Exercise aim. Repeat every record below exactly, leaving out the pictures.

Input data.

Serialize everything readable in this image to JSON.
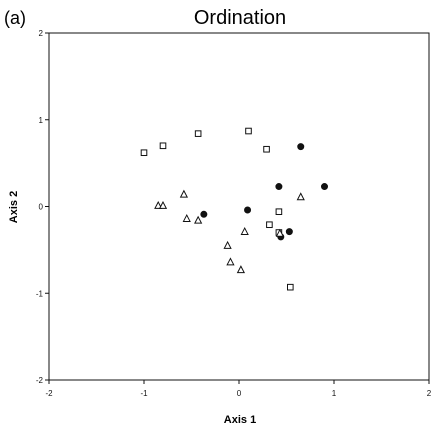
{
  "panel_label": "(a)",
  "chart_data": {
    "type": "scatter",
    "title": "Ordination",
    "xlabel": "Axis 1",
    "ylabel": "Axis 2",
    "xlim": [
      -2,
      2
    ],
    "ylim": [
      -2,
      2
    ],
    "xticks": [
      "-2",
      "-1",
      "0",
      "1",
      "2"
    ],
    "yticks": [
      "-2",
      "-1",
      "0",
      "1",
      "2"
    ],
    "grid": false,
    "legend": false,
    "colors": {
      "axis": "#111111",
      "marker_stroke": "#111111",
      "filled_marker": "#111111",
      "open_marker_fill": "#ffffff"
    },
    "series": [
      {
        "marker": "square-open",
        "points": [
          {
            "x": -1.0,
            "y": 0.62
          },
          {
            "x": -0.8,
            "y": 0.7
          },
          {
            "x": -0.43,
            "y": 0.84
          },
          {
            "x": 0.1,
            "y": 0.87
          },
          {
            "x": 0.29,
            "y": 0.66
          },
          {
            "x": 0.32,
            "y": -0.21
          },
          {
            "x": 0.42,
            "y": -0.06
          },
          {
            "x": 0.42,
            "y": -0.3
          },
          {
            "x": 0.54,
            "y": -0.93
          }
        ]
      },
      {
        "marker": "circle-filled",
        "points": [
          {
            "x": -0.37,
            "y": -0.09
          },
          {
            "x": 0.09,
            "y": -0.04
          },
          {
            "x": 0.42,
            "y": 0.23
          },
          {
            "x": 0.44,
            "y": -0.35
          },
          {
            "x": 0.53,
            "y": -0.29
          },
          {
            "x": 0.65,
            "y": 0.69
          },
          {
            "x": 0.9,
            "y": 0.23
          }
        ]
      },
      {
        "marker": "triangle-open",
        "points": [
          {
            "x": -0.85,
            "y": 0.01
          },
          {
            "x": -0.8,
            "y": 0.01
          },
          {
            "x": -0.58,
            "y": 0.14
          },
          {
            "x": -0.55,
            "y": -0.14
          },
          {
            "x": -0.43,
            "y": -0.16
          },
          {
            "x": -0.12,
            "y": -0.45
          },
          {
            "x": -0.09,
            "y": -0.64
          },
          {
            "x": 0.02,
            "y": -0.73
          },
          {
            "x": 0.06,
            "y": -0.29
          },
          {
            "x": 0.43,
            "y": -0.31
          },
          {
            "x": 0.65,
            "y": 0.11
          }
        ]
      }
    ]
  }
}
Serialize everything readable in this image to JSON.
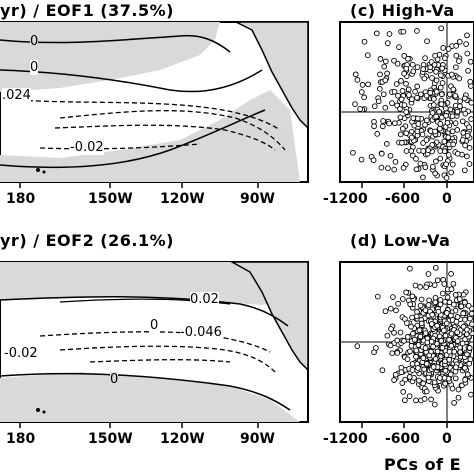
{
  "top": {
    "map_title": "yr) / EOF1 (37.5%)",
    "scatter_title": "(c) High-Va",
    "lon_ticks": [
      "180",
      "150W",
      "120W",
      "90W"
    ],
    "contour_labels": [
      "0",
      "0",
      ".024",
      "-0.02"
    ],
    "pc_ticks": [
      "-1200",
      "-600",
      "0"
    ]
  },
  "bottom": {
    "map_title": "yr) / EOF2 (26.1%)",
    "scatter_title": "(d) Low-Va",
    "lon_ticks": [
      "180",
      "150W",
      "120W",
      "90W"
    ],
    "contour_labels": [
      "0.02",
      "0",
      "-0.046",
      "0",
      "-0.02"
    ],
    "pc_ticks": [
      "-1200",
      "-600",
      "0"
    ]
  },
  "xaxis_title": "PCs of E",
  "colors": {
    "land_shade": "#d9d9d9",
    "ocean": "#ffffff",
    "ink": "#000000"
  }
}
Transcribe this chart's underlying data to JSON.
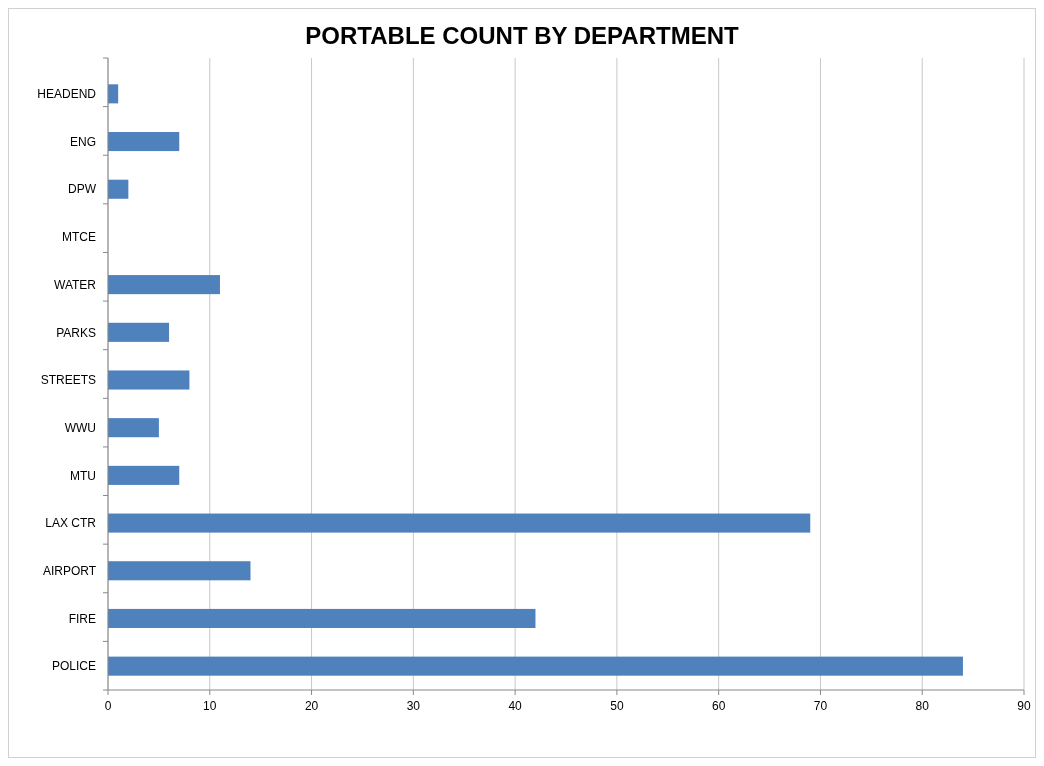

Answer.
Serialize everything readable in this image to JSON.
{
  "panel_label": "(a)",
  "chart_data": {
    "type": "scatter",
    "title": "Ordination",
    "xlabel": "Axis 1",
    "ylabel": "Axis 2",
    "xlim": [
      -2,
      2
    ],
    "ylim": [
      -2,
      2
    ],
    "xticks": [
      "-2",
      "-1",
      "0",
      "1",
      "2"
    ],
    "yticks": [
      "-2",
      "-1",
      "0",
      "1",
      "2"
    ],
    "grid": false,
    "legend": false,
    "colors": {
      "axis": "#111111",
      "marker_stroke": "#111111",
      "filled_marker": "#111111",
      "open_marker_fill": "#ffffff"
    },
    "series": [
      {
        "marker": "square-open",
        "points": [
          {
            "x": -1.0,
            "y": 0.62
          },
          {
            "x": -0.8,
            "y": 0.7
          },
          {
            "x": -0.43,
            "y": 0.84
          },
          {
            "x": 0.1,
            "y": 0.87
          },
          {
            "x": 0.29,
            "y": 0.66
          },
          {
            "x": 0.32,
            "y": -0.21
          },
          {
            "x": 0.42,
            "y": -0.06
          },
          {
            "x": 0.42,
            "y": -0.3
          },
          {
            "x": 0.54,
            "y": -0.93
          }
        ]
      },
      {
        "marker": "circle-filled",
        "points": [
          {
            "x": -0.37,
            "y": -0.09
          },
          {
            "x": 0.09,
            "y": -0.04
          },
          {
            "x": 0.42,
            "y": 0.23
          },
          {
            "x": 0.44,
            "y": -0.35
          },
          {
            "x": 0.53,
            "y": -0.29
          },
          {
            "x": 0.65,
            "y": 0.69
          },
          {
            "x": 0.9,
            "y": 0.23
          }
        ]
      },
      {
        "marker": "triangle-open",
        "points": [
          {
            "x": -0.85,
            "y": 0.01
          },
          {
            "x": -0.8,
            "y": 0.01
          },
          {
            "x": -0.58,
            "y": 0.14
          },
          {
            "x": -0.55,
            "y": -0.14
          },
          {
            "x": -0.43,
            "y": -0.16
          },
          {
            "x": -0.12,
            "y": -0.45
          },
          {
            "x": -0.09,
            "y": -0.64
          },
          {
            "x": 0.02,
            "y": -0.73
          },
          {
            "x": 0.06,
            "y": -0.29
          },
          {
            "x": 0.43,
            "y": -0.31
          },
          {
            "x": 0.65,
            "y": 0.11
          }
        ]
      }
    ]
  }
}
Serialize everything readable in this image to JSON.
{
  "top": {
    "map_title": "yr) / EOF1 (37.5%)",
    "scatter_title": "(c) High-Va",
    "lon_ticks": [
      "180",
      "150W",
      "120W",
      "90W"
    ],
    "contour_labels": [
      "0",
      "0",
      ".024",
      "-0.02"
    ],
    "pc_ticks": [
      "-1200",
      "-600",
      "0"
    ]
  },
  "bottom": {
    "map_title": "yr) / EOF2 (26.1%)",
    "scatter_title": "(d) Low-Va",
    "lon_ticks": [
      "180",
      "150W",
      "120W",
      "90W"
    ],
    "contour_labels": [
      "0.02",
      "0",
      "-0.046",
      "0",
      "-0.02"
    ],
    "pc_ticks": [
      "-1200",
      "-600",
      "0"
    ]
  },
  "xaxis_title": "PCs of E",
  "colors": {
    "land_shade": "#d9d9d9",
    "ocean": "#ffffff",
    "ink": "#000000"
  }
}
Transcribe this chart's underlying data to JSON.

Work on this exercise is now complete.